# [TASK GOAL]
With the pictures omitted, write out the entries that follow exactly as they stand.

________________________________________

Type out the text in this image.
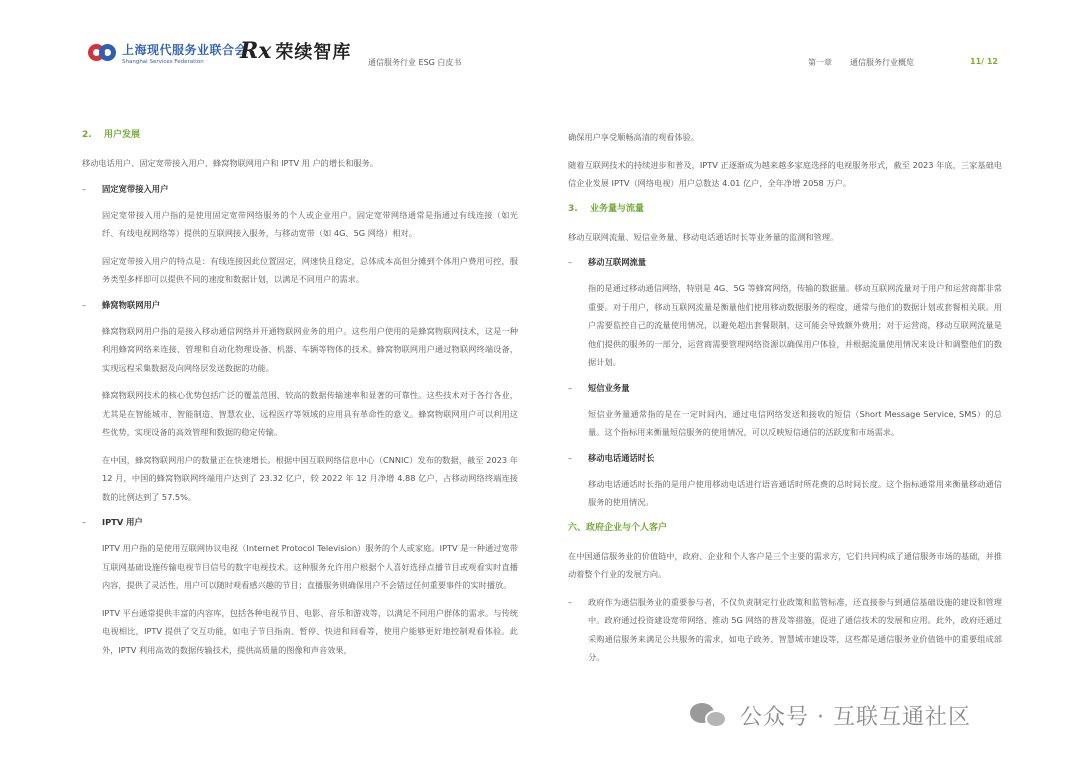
上海现代服务业联合会
Shanghai Services Federation	Rx 荣续智库 通信服务行业 ESG 白皮书	第一章 通信服务行业概览	11/ 12
2. 用户发展

移动电话用户、固定宽带接入用户、蜂窝物联网用户和 IPTV 用 户的增长和服务。

–	固定宽带接入用户

固定宽带接入用户指的是使用固定宽带网络服务的个人或企业用户。固定宽带网络通常是指通过有线连接（如光纤、有线电视网络等）提供的互联网接入服务，与移动宽带（如 4G、5G 网络）相对。

固定宽带接入用户的特点是：有线连接因此位置固定，网速快且稳定，总体成本高但分摊到个体用户费用可控，服务类型多样即可以提供不同的速度和数据计划，以满足不同用户的需求。

–	蜂窝物联网用户

蜂窝物联网用户指的是接入移动通信网络并开通物联网业务的用户。这些用户使用的是蜂窝物联网技术，这是一种利用蜂窝网络来连接、管理和自动化物理设备、机器、车辆等物体的技术。蜂窝物联网用户通过物联网终端设备，实现远程采集数据及向网络层发送数据的功能。

蜂窝物联网技术的核心优势包括广泛的覆盖范围、较高的数据传输速率和显著的可靠性。这些技术对于各行各业，尤其是在智能城市、智能制造、智慧农业、远程医疗等领域的应用具有革命性的意义。蜂窝物联网用户可以利用这些优势，实现设备的高效管理和数据的稳定传输。

在中国，蜂窝物联网用户的数量正在快速增长。根据中国互联网络信息中心（CNNIC）发布的数据，截至 2023 年 12 月，中国的蜂窝物联网终端用户达到了 23.32 亿户，较 2022 年 12 月净增 4.88 亿户，占移动网络终端连接数的比例达到了 57.5%。

–	IPTV 用户

IPTV 用户指的是使用互联网协议电视（Internet Protocol Television）服务的个人或家庭。IPTV 是一种通过宽带互联网基础设施传输电视节目信号的数字电视技术。这种服务允许用户根据个人喜好选择点播节目或观看实时直播内容，提供了灵活性，用户可以随时观看感兴趣的节目；直播服务则确保用户不会错过任何重要事件的实时播放。

IPTV 平台通常提供丰富的内容库，包括各种电视节目、电影、音乐和游戏等，以满足不同用户群体的需求。与传统电视相比，IPTV 提供了交互功能，如电子节目指南、暂停、快进和回看等，使用户能够更好地控制观看体验。此外，IPTV 利用高效的数据传输技术，提供高质量的图像和声音效果，

确保用户享受顺畅高清的观看体验。

随着互联网技术的持续进步和普及，IPTV 正逐渐成为越来越多家庭选择的电视服务形式，截至 2023 年底，三家基础电信企业发展 IPTV（网络电视）用户总数达 4.01 亿户，全年净增 2058 万户。

3. 业务量与流量

移动互联网流量、短信业务量、移动电话通话时长等业务量的监测和管理。

–	移动互联网流量

指的是通过移动通信网络，特别是 4G、5G 等蜂窝网络，传输的数据量。移动互联网流量对于用户和运营商都非常重要。对于用户，移动互联网流量是衡量他们使用移动数据服务的程度，通常与他们的数据计划或套餐相关联。用户需要监控自己的流量使用情况，以避免超出套餐限制，这可能会导致额外费用；对于运营商，移动互联网流量是他们提供的服务的一部分，运营商需要管理网络资源以确保用户体验，并根据流量使用情况来设计和调整他们的数据计划。

–	短信业务量

短信业务量通常指的是在一定时间内，通过电信网络发送和接收的短信（Short Message Service, SMS）的总量。这个指标用来衡量短信服务的使用情况，可以反映短信通信的活跃度和市场需求。

–	移动电话通话时长

移动电话通话时长指的是用户使用移动电话进行语音通话时所花费的总时间长度。这个指标通常用来衡量移动通信服务的使用情况。

六、政府企业与个人客户

在中国通信服务业的价值链中，政府、企业和个人客户是三个主要的需求方，它们共同构成了通信服务市场的基础，并推动着整个行业的发展方向。

–	政府作为通信服务业的重要参与者，不仅负责制定行业政策和监管标准，还直接参与到通信基础设施的建设和管理中。政府通过投资建设宽带网络、推动 5G 网络的普及等措施，促进了通信技术的发展和应用。此外，政府还通过采购通信服务来满足公共服务的需求，如电子政务、智慧城市建设等，这些都是通信服务业价值链中的重要组成部分。
公众号 · 互联互通社区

________________________________________

# [TASK RESPONSE]
Type out the text in this image.
上海现代服务业联合会
Shanghai Services Federation	Rx 荣续智库 通信服务行业 ESG 白皮书	第一章 通信服务行业概览	11/ 12
2. 用户发展

移动电话用户、固定宽带接入用户、蜂窝物联网用户和 IPTV 用 户的增长和服务。

–	固定宽带接入用户

固定宽带接入用户指的是使用固定宽带网络服务的个人或企业用户。固定宽带网络通常是指通过有线连接（如光纤、有线电视网络等）提供的互联网接入服务，与移动宽带（如 4G、5G 网络）相对。

固定宽带接入用户的特点是：有线连接因此位置固定，网速快且稳定，总体成本高但分摊到个体用户费用可控，服务类型多样即可以提供不同的速度和数据计划，以满足不同用户的需求。

–	蜂窝物联网用户

蜂窝物联网用户指的是接入移动通信网络并开通物联网业务的用户。这些用户使用的是蜂窝物联网技术，这是一种利用蜂窝网络来连接、管理和自动化物理设备、机器、车辆等物体的技术。蜂窝物联网用户通过物联网终端设备，实现远程采集数据及向网络层发送数据的功能。

蜂窝物联网技术的核心优势包括广泛的覆盖范围、较高的数据传输速率和显著的可靠性。这些技术对于各行各业，尤其是在智能城市、智能制造、智慧农业、远程医疗等领域的应用具有革命性的意义。蜂窝物联网用户可以利用这些优势，实现设备的高效管理和数据的稳定传输。

在中国，蜂窝物联网用户的数量正在快速增长。根据中国互联网络信息中心（CNNIC）发布的数据，截至 2023 年 12 月，中国的蜂窝物联网终端用户达到了 23.32 亿户，较 2022 年 12 月净增 4.88 亿户，占移动网络终端连接数的比例达到了 57.5%。

–	IPTV 用户

IPTV 用户指的是使用互联网协议电视（Internet Protocol Television）服务的个人或家庭。IPTV 是一种通过宽带互联网基础设施传输电视节目信号的数字电视技术。这种服务允许用户根据个人喜好选择点播节目或观看实时直播内容，提供了灵活性，用户可以随时观看感兴趣的节目；直播服务则确保用户不会错过任何重要事件的实时播放。

IPTV 平台通常提供丰富的内容库，包括各种电视节目、电影、音乐和游戏等，以满足不同用户群体的需求。与传统电视相比，IPTV 提供了交互功能，如电子节目指南、暂停、快进和回看等，使用户能够更好地控制观看体验。此外，IPTV 利用高效的数据传输技术，提供高质量的图像和声音效果，

确保用户享受顺畅高清的观看体验。

随着互联网技术的持续进步和普及，IPTV 正逐渐成为越来越多家庭选择的电视服务形式，截至 2023 年底，三家基础电信企业发展 IPTV（网络电视）用户总数达 4.01 亿户，全年净增 2058 万户。

3. 业务量与流量

移动互联网流量、短信业务量、移动电话通话时长等业务量的监测和管理。

–	移动互联网流量

指的是通过移动通信网络，特别是 4G、5G 等蜂窝网络，传输的数据量。移动互联网流量对于用户和运营商都非常重要。对于用户，移动互联网流量是衡量他们使用移动数据服务的程度，通常与他们的数据计划或套餐相关联。用户需要监控自己的流量使用情况，以避免超出套餐限制，这可能会导致额外费用；对于运营商，移动互联网流量是他们提供的服务的一部分，运营商需要管理网络资源以确保用户体验，并根据流量使用情况来设计和调整他们的数据计划。

–	短信业务量

短信业务量通常指的是在一定时间内，通过电信网络发送和接收的短信（Short Message Service, SMS）的总量。这个指标用来衡量短信服务的使用情况，可以反映短信通信的活跃度和市场需求。

–	移动电话通话时长

移动电话通话时长指的是用户使用移动电话进行语音通话时所花费的总时间长度。这个指标通常用来衡量移动通信服务的使用情况。

六、政府企业与个人客户

在中国通信服务业的价值链中，政府、企业和个人客户是三个主要的需求方，它们共同构成了通信服务市场的基础，并推动着整个行业的发展方向。

–	政府作为通信服务业的重要参与者，不仅负责制定行业政策和监管标准，还直接参与到通信基础设施的建设和管理中。政府通过投资建设宽带网络、推动 5G 网络的普及等措施，促进了通信技术的发展和应用。此外，政府还通过采购通信服务来满足公共服务的需求，如电子政务、智慧城市建设等，这些都是通信服务业价值链中的重要组成部分。
公众号 · 互联互通社区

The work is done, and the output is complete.